Part of a data file
----------

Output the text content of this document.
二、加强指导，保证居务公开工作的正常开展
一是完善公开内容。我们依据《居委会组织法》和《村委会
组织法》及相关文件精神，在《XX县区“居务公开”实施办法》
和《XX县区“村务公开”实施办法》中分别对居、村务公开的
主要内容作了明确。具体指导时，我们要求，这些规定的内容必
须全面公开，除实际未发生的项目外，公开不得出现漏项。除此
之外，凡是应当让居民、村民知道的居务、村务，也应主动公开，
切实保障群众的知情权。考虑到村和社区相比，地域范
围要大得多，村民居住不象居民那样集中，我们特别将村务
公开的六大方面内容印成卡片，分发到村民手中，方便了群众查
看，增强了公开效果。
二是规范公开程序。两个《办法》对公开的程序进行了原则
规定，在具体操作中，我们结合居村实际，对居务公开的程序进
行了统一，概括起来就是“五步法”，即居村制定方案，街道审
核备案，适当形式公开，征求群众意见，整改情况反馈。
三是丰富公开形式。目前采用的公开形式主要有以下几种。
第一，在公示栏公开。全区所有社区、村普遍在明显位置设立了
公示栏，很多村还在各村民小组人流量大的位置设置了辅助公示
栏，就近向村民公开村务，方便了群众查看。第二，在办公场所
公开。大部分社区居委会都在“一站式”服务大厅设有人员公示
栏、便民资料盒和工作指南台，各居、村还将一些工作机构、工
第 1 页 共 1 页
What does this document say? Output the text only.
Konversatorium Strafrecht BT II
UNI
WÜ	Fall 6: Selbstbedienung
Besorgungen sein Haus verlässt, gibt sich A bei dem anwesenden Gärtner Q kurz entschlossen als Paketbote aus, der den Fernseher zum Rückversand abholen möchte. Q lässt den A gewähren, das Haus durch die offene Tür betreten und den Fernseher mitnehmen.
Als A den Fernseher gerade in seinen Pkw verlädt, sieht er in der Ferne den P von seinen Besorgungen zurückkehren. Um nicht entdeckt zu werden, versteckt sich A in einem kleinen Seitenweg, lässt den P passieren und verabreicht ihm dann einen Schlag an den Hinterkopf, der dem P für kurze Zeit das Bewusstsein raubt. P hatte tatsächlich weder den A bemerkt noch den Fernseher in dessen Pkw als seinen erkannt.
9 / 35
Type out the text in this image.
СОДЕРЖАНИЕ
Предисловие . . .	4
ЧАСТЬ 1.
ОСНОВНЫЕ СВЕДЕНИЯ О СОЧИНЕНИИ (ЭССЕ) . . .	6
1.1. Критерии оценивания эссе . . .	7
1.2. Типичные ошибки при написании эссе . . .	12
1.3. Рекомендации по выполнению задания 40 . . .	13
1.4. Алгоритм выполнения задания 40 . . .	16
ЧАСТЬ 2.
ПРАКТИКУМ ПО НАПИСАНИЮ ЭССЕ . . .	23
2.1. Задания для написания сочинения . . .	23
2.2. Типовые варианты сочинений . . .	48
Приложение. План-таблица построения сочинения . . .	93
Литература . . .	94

----------

[What this task involves]
Extract every line containing the string "text" from the material.

[Answer]
Output the text content of this document.
What does this document say? Output the text only.
Type out the text in this image.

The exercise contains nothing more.